# START OF EXERCISE INPUTS

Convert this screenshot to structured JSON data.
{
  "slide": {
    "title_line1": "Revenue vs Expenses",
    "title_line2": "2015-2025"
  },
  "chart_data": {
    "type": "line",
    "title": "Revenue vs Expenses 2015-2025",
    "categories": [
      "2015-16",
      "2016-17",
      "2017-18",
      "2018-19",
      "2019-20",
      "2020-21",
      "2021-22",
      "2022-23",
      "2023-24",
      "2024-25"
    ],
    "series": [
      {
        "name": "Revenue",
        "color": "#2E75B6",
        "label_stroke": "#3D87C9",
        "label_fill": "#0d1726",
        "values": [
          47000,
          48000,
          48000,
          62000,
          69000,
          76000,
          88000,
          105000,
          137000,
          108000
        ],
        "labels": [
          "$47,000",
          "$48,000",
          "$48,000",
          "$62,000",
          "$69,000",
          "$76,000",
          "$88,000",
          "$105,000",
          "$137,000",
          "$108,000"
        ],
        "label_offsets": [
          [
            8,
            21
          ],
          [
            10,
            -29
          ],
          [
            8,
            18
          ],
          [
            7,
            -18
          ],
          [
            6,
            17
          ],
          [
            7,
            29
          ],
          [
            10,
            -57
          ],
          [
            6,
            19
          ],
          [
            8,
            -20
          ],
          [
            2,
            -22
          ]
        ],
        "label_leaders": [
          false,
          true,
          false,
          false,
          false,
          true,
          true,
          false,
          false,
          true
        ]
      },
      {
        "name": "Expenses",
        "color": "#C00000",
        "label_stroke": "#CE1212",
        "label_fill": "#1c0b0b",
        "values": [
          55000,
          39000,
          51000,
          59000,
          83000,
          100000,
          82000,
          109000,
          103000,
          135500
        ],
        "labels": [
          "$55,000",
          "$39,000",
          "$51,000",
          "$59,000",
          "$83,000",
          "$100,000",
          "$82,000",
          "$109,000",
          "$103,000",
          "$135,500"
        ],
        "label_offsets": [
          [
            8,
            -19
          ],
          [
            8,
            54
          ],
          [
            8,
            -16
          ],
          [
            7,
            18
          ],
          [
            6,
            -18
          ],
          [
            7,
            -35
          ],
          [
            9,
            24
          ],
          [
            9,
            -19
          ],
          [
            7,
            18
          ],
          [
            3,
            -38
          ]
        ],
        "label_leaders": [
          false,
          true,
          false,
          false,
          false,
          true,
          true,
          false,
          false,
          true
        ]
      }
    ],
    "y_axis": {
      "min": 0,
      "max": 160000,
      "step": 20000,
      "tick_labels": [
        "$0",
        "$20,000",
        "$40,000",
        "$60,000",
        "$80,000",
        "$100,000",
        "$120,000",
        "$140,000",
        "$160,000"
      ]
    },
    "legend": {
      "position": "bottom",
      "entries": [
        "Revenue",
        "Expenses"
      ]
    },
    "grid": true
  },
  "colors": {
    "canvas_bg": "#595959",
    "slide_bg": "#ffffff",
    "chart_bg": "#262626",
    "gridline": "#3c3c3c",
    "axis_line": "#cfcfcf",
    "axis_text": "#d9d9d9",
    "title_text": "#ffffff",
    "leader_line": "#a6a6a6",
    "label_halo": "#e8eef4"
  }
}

# END OF EXERCISE INPUTS
# START OF EXERCISE INPUTS

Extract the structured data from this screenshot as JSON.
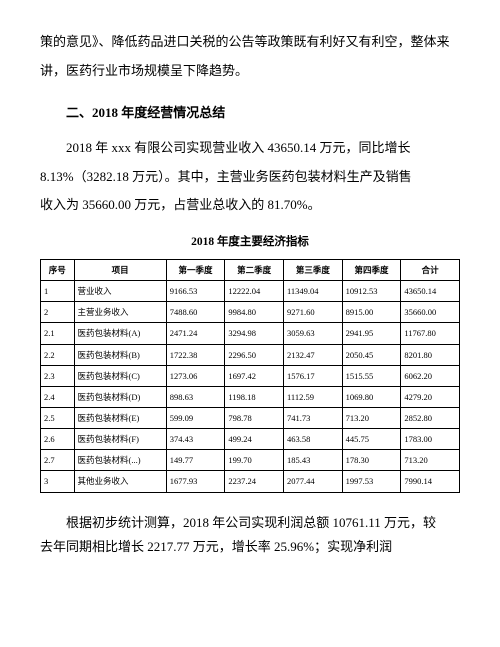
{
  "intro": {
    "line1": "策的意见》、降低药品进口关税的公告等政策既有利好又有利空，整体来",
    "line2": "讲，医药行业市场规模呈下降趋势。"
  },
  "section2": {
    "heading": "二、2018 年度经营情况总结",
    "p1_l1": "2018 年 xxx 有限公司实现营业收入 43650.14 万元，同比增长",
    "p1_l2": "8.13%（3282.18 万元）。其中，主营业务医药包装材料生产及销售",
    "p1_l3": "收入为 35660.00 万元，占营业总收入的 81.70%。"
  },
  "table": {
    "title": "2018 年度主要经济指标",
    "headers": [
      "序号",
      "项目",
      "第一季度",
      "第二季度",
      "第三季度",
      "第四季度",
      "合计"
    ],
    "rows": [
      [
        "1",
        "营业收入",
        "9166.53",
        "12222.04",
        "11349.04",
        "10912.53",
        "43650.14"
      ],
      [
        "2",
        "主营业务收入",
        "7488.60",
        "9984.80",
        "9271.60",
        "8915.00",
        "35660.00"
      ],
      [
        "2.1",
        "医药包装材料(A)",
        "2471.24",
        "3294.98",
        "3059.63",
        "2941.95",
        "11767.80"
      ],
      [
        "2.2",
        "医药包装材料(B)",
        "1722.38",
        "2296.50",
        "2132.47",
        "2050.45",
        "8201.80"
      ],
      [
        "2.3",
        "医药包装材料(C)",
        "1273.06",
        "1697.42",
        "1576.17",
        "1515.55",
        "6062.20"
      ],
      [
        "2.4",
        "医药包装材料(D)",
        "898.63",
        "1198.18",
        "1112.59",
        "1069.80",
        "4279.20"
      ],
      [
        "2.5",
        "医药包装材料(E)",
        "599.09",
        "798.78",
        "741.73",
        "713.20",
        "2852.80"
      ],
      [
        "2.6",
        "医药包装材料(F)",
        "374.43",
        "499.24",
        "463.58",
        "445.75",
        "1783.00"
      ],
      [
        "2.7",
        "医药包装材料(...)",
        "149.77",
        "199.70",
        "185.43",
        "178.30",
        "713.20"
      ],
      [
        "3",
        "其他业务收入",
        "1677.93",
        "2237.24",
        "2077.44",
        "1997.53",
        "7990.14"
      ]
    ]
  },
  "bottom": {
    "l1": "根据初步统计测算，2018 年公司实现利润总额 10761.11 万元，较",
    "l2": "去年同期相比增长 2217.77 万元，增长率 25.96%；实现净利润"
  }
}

# END OF EXERCISE INPUTS
# START OF EXERCISE INPUTS

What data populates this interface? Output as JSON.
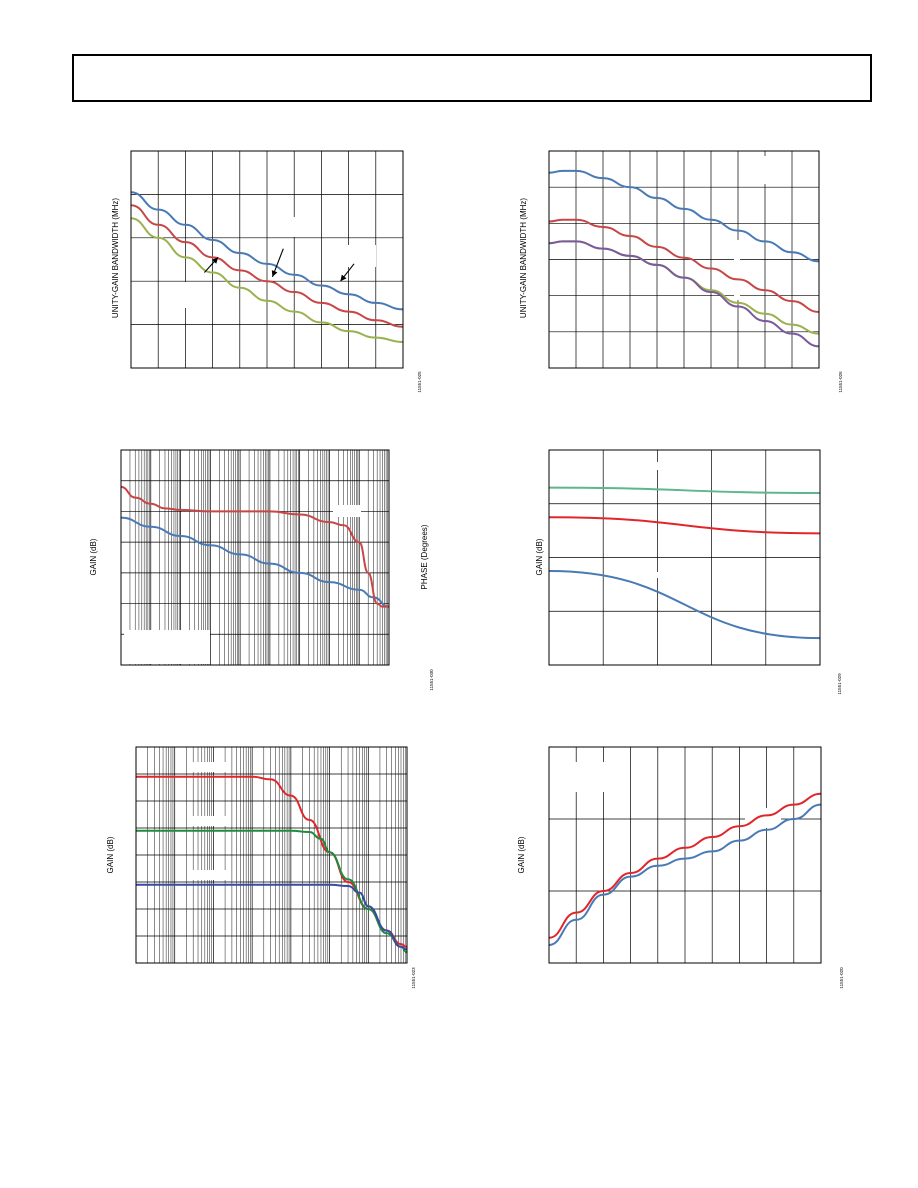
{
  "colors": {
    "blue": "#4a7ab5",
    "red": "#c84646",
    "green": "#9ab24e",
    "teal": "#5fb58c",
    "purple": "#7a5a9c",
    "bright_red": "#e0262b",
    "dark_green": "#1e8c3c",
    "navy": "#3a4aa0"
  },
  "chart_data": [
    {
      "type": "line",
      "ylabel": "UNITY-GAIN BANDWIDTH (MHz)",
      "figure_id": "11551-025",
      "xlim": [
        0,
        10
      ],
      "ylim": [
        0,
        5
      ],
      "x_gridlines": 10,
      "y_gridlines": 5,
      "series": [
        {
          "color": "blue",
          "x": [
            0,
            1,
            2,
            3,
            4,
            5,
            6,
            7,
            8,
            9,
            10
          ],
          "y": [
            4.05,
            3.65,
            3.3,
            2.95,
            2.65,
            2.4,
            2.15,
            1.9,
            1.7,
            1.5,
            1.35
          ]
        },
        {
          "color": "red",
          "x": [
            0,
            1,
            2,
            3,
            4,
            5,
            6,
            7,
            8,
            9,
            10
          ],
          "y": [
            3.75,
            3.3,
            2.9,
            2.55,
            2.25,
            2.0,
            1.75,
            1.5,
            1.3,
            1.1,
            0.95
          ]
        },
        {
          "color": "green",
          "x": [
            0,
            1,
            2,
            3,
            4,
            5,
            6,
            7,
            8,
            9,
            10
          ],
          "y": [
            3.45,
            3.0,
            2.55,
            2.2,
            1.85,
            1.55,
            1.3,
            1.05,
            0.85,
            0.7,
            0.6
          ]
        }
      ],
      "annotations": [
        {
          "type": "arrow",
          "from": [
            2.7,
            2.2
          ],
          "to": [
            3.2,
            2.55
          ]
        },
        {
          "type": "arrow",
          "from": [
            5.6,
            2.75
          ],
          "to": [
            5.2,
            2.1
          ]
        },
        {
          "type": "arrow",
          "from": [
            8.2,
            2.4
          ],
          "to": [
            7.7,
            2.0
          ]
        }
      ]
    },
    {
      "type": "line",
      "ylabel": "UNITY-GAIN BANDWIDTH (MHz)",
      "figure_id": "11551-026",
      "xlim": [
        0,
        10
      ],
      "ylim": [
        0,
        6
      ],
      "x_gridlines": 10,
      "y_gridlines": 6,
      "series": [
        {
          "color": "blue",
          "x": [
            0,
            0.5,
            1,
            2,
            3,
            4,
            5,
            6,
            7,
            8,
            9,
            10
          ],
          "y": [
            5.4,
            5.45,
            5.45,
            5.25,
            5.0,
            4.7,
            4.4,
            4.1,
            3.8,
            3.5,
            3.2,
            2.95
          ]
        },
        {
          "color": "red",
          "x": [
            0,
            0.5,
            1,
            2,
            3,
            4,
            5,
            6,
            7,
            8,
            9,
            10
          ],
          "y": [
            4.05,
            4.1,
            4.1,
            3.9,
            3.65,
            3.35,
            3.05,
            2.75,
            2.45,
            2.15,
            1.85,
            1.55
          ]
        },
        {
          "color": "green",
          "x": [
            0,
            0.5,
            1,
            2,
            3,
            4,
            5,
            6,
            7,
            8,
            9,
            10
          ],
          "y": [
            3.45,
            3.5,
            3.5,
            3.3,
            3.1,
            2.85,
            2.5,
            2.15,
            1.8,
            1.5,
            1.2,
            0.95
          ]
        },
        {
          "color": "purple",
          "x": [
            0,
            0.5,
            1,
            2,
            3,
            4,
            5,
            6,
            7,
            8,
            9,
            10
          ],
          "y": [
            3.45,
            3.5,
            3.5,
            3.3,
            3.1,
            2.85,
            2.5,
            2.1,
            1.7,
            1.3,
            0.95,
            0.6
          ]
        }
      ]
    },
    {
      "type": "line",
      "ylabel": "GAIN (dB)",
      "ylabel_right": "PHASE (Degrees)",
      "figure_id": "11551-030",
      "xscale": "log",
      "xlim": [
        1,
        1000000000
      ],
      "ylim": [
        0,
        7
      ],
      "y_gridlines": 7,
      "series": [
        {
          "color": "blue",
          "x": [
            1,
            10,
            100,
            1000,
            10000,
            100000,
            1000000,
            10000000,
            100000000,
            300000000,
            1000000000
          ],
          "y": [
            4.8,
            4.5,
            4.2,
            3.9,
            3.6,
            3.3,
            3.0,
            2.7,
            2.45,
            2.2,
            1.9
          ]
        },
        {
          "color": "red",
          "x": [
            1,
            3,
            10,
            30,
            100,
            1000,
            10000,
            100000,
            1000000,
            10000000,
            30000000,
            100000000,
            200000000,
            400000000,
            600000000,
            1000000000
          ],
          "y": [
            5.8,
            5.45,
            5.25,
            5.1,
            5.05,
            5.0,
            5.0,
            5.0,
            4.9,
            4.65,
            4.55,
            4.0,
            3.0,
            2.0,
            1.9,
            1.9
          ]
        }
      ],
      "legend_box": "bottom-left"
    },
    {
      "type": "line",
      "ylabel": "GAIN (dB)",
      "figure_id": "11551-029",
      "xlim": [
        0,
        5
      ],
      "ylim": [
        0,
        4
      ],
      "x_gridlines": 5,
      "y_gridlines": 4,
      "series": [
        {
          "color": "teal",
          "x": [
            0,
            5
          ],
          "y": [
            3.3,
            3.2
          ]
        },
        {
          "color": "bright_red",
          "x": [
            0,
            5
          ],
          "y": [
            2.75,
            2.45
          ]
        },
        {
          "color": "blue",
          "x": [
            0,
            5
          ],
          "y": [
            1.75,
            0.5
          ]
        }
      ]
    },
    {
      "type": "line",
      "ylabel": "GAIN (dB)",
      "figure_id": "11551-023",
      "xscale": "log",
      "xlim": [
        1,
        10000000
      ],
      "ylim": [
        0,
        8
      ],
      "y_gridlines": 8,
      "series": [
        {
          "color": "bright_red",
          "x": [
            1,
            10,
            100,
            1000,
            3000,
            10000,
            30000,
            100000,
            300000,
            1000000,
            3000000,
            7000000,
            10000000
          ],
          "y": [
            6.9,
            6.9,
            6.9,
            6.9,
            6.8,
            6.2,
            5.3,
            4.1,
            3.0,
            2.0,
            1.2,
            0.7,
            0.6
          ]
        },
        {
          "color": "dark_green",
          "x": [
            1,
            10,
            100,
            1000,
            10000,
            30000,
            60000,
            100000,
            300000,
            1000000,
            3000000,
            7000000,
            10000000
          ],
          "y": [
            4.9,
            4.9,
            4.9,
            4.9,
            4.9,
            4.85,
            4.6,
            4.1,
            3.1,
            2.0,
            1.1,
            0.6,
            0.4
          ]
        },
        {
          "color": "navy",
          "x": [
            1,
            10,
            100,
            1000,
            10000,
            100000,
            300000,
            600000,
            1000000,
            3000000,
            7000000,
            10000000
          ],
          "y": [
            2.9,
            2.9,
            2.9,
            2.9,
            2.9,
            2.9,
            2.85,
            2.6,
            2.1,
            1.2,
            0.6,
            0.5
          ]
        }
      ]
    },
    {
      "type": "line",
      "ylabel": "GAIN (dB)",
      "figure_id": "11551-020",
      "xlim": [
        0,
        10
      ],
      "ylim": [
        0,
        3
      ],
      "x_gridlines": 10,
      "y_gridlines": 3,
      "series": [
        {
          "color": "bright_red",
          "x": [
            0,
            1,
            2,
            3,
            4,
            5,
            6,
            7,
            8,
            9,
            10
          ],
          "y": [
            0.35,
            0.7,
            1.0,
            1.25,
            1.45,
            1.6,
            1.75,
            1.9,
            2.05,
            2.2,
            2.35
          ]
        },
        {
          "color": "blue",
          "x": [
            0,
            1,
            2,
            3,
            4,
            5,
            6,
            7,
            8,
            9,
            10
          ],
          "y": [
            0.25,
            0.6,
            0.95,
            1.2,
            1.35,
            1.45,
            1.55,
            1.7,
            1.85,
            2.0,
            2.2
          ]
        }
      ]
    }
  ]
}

# END OF EXERCISE INPUTS

SHORT PROBLEM -
Copy out all lines from the material above that contain the string "screenshot".

WORKED ANSWER -
Convert this screenshot to structured JSON data.
Extract the structured data from this screenshot as JSON.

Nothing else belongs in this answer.